Record set →

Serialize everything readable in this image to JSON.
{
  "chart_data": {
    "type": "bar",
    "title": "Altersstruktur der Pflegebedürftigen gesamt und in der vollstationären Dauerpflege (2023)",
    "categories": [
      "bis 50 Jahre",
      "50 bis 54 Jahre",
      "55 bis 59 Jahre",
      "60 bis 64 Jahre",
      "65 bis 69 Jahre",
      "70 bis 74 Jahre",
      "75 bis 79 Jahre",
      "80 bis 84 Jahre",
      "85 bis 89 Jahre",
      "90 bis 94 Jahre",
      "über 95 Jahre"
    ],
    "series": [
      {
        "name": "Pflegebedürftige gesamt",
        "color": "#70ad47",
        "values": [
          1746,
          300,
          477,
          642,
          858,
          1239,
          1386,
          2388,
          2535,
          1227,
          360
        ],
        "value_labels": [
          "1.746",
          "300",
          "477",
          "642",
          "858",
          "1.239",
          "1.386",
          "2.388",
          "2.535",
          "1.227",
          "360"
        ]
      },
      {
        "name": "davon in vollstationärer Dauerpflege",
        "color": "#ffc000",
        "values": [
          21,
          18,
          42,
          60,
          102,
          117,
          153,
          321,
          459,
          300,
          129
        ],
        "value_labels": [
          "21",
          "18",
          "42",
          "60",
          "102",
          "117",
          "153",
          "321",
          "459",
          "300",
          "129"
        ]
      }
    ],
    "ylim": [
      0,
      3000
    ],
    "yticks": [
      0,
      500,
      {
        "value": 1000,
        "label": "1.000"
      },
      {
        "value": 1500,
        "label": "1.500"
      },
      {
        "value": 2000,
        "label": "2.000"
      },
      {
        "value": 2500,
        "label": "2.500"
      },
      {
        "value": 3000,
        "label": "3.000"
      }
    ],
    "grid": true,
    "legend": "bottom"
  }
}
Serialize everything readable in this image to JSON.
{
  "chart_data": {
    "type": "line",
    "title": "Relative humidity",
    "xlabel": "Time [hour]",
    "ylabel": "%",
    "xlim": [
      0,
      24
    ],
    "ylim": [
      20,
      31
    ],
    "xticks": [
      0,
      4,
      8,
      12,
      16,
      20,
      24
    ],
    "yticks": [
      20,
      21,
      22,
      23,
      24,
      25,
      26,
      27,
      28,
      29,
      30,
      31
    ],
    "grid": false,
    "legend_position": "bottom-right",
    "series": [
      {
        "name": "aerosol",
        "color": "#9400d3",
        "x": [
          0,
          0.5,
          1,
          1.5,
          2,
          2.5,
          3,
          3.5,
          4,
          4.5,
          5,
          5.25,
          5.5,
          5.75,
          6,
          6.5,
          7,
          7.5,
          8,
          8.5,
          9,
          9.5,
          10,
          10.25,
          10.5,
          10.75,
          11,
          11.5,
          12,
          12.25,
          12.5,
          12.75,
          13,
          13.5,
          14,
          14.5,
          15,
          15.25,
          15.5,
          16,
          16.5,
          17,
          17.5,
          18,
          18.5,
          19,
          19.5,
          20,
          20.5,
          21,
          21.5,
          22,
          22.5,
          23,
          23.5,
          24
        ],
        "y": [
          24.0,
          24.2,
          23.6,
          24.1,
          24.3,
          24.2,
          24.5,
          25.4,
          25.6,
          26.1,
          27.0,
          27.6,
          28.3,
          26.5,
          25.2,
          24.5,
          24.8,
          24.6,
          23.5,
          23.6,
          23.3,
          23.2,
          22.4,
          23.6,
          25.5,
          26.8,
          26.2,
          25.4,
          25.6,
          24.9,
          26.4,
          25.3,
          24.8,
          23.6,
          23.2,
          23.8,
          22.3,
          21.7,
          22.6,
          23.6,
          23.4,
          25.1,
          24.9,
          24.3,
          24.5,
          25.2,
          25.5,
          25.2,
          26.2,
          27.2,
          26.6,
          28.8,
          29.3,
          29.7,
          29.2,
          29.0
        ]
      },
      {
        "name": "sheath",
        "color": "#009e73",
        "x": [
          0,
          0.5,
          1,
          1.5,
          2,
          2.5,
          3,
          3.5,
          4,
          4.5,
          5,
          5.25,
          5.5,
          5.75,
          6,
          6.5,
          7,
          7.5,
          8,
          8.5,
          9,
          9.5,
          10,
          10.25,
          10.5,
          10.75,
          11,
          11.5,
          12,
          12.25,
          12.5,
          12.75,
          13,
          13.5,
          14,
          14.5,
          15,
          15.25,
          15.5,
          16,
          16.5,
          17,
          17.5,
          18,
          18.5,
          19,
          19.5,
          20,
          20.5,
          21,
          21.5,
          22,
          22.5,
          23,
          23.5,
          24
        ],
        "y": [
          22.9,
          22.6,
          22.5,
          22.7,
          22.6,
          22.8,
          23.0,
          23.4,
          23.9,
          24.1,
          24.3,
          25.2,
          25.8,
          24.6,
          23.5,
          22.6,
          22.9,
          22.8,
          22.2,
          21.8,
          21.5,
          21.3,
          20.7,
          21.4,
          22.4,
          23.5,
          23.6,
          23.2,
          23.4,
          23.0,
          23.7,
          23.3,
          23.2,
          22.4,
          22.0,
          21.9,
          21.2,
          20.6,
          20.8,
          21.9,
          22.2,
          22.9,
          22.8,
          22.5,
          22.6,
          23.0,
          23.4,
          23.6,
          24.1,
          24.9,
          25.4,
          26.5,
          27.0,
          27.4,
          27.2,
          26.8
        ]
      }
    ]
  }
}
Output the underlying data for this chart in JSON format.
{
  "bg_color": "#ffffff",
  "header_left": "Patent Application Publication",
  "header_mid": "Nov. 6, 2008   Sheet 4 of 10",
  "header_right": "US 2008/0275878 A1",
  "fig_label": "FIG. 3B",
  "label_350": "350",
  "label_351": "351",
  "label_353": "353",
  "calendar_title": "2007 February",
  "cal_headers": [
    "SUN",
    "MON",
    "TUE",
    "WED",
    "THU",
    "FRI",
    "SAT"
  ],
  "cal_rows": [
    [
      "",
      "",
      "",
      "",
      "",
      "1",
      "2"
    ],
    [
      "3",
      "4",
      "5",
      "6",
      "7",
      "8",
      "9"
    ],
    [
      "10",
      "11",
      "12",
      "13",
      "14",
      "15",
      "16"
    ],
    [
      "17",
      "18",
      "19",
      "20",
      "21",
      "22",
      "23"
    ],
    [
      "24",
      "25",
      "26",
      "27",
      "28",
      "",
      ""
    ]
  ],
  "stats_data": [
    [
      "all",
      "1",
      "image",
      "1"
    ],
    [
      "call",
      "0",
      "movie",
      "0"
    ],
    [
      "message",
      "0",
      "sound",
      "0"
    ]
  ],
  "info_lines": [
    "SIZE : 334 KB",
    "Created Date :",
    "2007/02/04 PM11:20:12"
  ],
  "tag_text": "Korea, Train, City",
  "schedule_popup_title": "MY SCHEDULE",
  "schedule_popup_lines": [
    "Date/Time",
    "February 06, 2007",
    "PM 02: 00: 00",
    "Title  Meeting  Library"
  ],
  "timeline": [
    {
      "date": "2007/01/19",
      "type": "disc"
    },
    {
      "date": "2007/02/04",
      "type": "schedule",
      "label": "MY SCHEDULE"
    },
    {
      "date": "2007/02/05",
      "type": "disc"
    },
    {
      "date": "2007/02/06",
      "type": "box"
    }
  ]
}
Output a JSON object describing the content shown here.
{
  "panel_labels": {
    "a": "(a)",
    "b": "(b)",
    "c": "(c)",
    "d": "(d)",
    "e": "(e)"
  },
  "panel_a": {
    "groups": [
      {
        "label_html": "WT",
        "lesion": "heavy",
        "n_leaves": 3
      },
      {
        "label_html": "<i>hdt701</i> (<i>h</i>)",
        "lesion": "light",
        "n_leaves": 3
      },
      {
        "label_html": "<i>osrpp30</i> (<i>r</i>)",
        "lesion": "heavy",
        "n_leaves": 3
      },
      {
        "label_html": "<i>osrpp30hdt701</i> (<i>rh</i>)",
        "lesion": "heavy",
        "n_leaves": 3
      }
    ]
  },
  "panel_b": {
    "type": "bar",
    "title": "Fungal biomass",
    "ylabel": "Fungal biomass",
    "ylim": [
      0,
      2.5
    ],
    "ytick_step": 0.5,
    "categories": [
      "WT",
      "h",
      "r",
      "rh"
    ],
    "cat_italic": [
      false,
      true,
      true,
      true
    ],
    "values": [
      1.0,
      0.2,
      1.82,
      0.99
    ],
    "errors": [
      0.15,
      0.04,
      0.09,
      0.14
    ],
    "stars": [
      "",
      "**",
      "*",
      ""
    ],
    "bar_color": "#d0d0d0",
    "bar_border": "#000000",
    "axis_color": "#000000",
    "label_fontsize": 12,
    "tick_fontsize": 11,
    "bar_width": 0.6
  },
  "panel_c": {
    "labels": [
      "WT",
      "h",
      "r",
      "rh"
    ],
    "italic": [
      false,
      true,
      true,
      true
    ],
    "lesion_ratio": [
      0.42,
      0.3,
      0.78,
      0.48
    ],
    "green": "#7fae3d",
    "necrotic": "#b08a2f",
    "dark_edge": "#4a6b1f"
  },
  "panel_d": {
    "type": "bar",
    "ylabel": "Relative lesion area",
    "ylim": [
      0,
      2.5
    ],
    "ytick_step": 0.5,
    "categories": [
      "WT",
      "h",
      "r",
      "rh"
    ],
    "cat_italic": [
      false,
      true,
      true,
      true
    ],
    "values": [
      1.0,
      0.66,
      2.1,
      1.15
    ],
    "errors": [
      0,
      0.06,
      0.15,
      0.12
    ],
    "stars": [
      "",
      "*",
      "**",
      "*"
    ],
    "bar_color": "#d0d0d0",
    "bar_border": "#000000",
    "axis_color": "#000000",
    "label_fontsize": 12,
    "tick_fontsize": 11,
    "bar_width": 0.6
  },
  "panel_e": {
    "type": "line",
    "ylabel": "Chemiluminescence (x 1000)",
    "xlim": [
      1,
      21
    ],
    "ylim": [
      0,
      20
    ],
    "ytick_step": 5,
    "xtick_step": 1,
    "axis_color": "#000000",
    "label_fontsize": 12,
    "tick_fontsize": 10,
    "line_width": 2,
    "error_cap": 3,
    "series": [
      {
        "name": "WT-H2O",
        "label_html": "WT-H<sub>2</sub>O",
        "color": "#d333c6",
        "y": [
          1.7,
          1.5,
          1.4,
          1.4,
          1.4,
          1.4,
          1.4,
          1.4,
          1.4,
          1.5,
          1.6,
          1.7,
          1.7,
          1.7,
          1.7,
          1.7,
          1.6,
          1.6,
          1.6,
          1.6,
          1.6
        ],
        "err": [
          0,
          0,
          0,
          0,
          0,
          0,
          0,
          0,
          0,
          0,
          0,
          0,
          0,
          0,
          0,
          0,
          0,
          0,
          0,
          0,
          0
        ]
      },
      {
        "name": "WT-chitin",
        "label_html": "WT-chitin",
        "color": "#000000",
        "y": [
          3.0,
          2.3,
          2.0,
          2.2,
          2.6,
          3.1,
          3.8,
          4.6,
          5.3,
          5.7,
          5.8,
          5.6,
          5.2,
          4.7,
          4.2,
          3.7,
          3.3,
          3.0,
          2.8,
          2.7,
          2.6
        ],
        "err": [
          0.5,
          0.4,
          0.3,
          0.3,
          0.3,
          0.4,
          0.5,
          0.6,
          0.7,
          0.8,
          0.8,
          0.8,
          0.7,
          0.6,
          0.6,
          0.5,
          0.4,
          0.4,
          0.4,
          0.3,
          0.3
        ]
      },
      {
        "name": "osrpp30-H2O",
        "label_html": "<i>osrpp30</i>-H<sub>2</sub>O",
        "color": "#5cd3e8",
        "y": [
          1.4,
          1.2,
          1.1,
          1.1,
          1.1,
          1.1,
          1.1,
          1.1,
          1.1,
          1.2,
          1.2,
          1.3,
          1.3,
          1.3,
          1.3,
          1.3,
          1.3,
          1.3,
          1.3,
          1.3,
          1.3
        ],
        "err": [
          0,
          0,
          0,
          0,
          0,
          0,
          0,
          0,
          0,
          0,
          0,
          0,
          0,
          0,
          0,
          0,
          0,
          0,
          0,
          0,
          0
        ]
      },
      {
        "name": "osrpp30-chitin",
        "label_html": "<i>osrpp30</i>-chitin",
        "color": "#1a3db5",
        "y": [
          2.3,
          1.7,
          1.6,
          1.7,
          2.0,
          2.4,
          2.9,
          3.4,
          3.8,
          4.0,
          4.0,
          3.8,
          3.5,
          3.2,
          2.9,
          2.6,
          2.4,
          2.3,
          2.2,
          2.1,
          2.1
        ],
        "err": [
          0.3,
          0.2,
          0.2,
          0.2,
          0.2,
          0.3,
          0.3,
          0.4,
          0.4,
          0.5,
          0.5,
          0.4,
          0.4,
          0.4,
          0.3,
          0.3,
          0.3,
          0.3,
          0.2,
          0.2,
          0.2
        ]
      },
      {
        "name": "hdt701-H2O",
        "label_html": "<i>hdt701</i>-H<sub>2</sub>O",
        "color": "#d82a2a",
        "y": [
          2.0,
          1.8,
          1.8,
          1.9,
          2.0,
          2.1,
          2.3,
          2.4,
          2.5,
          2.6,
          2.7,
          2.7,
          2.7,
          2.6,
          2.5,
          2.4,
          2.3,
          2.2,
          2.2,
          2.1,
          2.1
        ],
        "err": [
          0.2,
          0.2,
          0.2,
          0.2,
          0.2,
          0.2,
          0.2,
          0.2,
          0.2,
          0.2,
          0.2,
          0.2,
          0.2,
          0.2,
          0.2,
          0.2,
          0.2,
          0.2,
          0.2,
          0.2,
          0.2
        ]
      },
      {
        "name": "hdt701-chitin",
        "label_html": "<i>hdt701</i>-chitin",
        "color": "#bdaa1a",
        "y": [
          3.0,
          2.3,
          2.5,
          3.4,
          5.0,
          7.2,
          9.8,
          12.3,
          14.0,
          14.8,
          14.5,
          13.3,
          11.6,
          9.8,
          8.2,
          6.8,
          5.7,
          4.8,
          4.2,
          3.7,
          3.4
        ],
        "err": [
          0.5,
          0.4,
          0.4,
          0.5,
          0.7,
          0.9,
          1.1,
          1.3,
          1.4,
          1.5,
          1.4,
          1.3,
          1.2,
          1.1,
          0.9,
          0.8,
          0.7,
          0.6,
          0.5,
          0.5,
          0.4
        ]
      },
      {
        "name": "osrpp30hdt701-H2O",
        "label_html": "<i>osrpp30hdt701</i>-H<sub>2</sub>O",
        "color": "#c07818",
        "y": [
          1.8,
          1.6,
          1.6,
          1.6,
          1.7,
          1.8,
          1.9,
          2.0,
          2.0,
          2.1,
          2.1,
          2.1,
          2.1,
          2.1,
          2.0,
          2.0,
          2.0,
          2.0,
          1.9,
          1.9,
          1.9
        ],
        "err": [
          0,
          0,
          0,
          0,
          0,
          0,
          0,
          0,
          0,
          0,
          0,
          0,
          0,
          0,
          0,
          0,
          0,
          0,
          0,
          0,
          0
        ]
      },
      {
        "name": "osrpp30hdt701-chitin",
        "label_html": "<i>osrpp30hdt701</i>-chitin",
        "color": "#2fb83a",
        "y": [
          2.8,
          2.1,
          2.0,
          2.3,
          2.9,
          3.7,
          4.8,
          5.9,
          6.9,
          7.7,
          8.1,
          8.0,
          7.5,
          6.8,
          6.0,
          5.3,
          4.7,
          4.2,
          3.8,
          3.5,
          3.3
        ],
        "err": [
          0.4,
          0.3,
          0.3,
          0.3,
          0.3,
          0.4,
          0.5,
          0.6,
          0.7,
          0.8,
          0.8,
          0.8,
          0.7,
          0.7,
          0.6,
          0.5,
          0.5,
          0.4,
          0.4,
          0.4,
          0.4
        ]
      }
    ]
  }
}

Given instruction → Report all lines of the data that include the word "bottom".

Solution for this exercise →
    "legend": "bottom"
    "legend_position": "bottom-right",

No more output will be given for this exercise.